→ **EXERCISE TASK**
Your task is to reproduce the material exactly.

────────────────────────────────────────

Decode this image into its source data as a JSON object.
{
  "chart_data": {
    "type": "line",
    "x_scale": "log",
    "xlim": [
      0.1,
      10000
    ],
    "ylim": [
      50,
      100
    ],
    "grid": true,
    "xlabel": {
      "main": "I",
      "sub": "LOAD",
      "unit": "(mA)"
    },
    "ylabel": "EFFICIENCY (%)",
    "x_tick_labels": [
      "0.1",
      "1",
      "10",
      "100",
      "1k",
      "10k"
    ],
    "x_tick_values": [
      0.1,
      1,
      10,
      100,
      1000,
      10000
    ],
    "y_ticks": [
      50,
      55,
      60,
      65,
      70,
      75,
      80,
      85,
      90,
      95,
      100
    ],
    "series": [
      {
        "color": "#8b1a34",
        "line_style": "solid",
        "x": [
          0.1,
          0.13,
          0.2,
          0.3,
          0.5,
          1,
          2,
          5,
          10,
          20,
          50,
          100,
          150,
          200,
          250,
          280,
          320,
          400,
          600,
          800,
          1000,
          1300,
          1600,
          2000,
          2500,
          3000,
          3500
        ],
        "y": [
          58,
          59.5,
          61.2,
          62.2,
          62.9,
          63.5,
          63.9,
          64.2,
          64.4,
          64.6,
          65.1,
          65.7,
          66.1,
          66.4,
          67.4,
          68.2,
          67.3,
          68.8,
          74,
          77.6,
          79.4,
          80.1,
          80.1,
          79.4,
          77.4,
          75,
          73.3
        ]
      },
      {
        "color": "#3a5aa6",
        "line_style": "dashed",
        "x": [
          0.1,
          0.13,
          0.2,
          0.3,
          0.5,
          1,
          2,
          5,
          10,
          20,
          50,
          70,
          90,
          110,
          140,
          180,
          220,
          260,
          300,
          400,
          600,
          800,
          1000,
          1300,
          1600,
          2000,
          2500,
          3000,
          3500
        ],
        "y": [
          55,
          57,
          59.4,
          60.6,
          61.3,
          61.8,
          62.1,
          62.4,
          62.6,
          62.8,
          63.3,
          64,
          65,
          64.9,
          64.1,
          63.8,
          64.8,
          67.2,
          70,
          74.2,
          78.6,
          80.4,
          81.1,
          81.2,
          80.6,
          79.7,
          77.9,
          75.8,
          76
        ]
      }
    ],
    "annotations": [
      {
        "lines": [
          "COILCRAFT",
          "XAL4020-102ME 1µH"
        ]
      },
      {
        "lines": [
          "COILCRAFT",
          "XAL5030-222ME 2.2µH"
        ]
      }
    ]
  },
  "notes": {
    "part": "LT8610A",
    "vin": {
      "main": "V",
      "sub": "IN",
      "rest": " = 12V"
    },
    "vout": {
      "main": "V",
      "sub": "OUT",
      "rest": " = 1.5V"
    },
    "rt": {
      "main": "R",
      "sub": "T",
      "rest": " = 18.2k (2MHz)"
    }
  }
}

────────────────────────────────────────

→ **EXPECTED ANSWER**
Decode this image into its source data as a JSON object.
{
  "chart_data": {
    "type": "line",
    "x_scale": "log",
    "xlim": [
      0.1,
      10000
    ],
    "ylim": [
      50,
      100
    ],
    "grid": true,
    "xlabel": {
      "main": "I",
      "sub": "LOAD",
      "unit": "(mA)"
    },
    "ylabel": "EFFICIENCY (%)",
    "x_tick_labels": [
      "0.1",
      "1",
      "10",
      "100",
      "1k",
      "10k"
    ],
    "x_tick_values": [
      0.1,
      1,
      10,
      100,
      1000,
      10000
    ],
    "y_ticks": [
      50,
      55,
      60,
      65,
      70,
      75,
      80,
      85,
      90,
      95,
      100
    ],
    "series": [
      {
        "color": "#8b1a34",
        "line_style": "solid",
        "x": [
          0.1,
          0.13,
          0.2,
          0.3,
          0.5,
          1,
          2,
          5,
          10,
          20,
          50,
          100,
          150,
          200,
          250,
          280,
          320,
          400,
          600,
          800,
          1000,
          1300,
          1600,
          2000,
          2500,
          3000,
          3500
        ],
        "y": [
          58,
          59.5,
          61.2,
          62.2,
          62.9,
          63.5,
          63.9,
          64.2,
          64.4,
          64.6,
          65.1,
          65.7,
          66.1,
          66.4,
          67.4,
          68.2,
          67.3,
          68.8,
          74,
          77.6,
          79.4,
          80.1,
          80.1,
          79.4,
          77.4,
          75,
          73.3
        ]
      },
      {
        "color": "#3a5aa6",
        "line_style": "dashed",
        "x": [
          0.1,
          0.13,
          0.2,
          0.3,
          0.5,
          1,
          2,
          5,
          10,
          20,
          50,
          70,
          90,
          110,
          140,
          180,
          220,
          260,
          300,
          400,
          600,
          800,
          1000,
          1300,
          1600,
          2000,
          2500,
          3000,
          3500
        ],
        "y": [
          55,
          57,
          59.4,
          60.6,
          61.3,
          61.8,
          62.1,
          62.4,
          62.6,
          62.8,
          63.3,
          64,
          65,
          64.9,
          64.1,
          63.8,
          64.8,
          67.2,
          70,
          74.2,
          78.6,
          80.4,
          81.1,
          81.2,
          80.6,
          79.7,
          77.9,
          75.8,
          76
        ]
      }
    ],
    "annotations": [
      {
        "lines": [
          "COILCRAFT",
          "XAL4020-102ME 1µH"
        ]
      },
      {
        "lines": [
          "COILCRAFT",
          "XAL5030-222ME 2.2µH"
        ]
      }
    ]
  },
  "notes": {
    "part": "LT8610A",
    "vin": {
      "main": "V",
      "sub": "IN",
      "rest": " = 12V"
    },
    "vout": {
      "main": "V",
      "sub": "OUT",
      "rest": " = 1.5V"
    },
    "rt": {
      "main": "R",
      "sub": "T",
      "rest": " = 18.2k (2MHz)"
    }
  }
}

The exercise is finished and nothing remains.